= Instruction =
Below are the records. Gather each line that holds "Align".

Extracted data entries

------------------------------------------------

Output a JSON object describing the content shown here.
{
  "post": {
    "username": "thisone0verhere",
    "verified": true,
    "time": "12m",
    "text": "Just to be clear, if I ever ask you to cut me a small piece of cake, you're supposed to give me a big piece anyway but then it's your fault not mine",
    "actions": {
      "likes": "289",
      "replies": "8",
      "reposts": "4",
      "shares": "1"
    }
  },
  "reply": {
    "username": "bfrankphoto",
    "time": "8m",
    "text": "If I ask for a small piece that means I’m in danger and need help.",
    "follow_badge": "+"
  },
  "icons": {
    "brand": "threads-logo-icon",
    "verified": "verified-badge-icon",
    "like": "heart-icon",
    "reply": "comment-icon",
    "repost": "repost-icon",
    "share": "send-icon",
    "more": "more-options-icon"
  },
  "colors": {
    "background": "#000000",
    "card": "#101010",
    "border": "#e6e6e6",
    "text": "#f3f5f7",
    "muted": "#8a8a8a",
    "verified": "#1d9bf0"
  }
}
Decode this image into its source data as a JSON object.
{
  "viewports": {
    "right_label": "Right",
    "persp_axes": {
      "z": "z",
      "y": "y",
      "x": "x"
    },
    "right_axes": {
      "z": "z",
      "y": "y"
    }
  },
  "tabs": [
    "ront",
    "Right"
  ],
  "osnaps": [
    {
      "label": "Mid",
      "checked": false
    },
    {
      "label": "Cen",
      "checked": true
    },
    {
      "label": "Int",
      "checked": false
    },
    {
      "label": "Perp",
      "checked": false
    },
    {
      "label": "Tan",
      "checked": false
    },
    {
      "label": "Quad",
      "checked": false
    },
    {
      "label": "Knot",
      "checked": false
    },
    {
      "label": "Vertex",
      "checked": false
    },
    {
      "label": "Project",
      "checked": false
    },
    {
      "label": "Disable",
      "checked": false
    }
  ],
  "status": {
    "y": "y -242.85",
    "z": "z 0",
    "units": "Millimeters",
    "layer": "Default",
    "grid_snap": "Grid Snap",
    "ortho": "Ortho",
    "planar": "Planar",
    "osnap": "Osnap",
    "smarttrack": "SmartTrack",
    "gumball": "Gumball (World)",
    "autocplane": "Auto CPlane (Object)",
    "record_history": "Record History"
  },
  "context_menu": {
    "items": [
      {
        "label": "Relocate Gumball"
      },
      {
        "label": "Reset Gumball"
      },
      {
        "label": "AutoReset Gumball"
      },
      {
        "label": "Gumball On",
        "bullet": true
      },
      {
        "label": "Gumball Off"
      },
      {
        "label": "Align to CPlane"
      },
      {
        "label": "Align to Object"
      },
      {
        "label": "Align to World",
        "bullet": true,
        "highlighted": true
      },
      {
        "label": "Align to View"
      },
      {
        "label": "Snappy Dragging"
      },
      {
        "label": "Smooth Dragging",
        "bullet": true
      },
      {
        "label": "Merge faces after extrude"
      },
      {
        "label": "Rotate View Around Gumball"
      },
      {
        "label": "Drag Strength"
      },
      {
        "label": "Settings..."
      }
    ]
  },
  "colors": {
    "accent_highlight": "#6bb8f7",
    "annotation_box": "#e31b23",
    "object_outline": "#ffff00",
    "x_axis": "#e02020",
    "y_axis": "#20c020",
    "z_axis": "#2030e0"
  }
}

------------------------------------------------

= Written answer =
        "label": "Align to CPlane"
        "label": "Align to Object"
        "label": "Align to World",
        "label": "Align to View"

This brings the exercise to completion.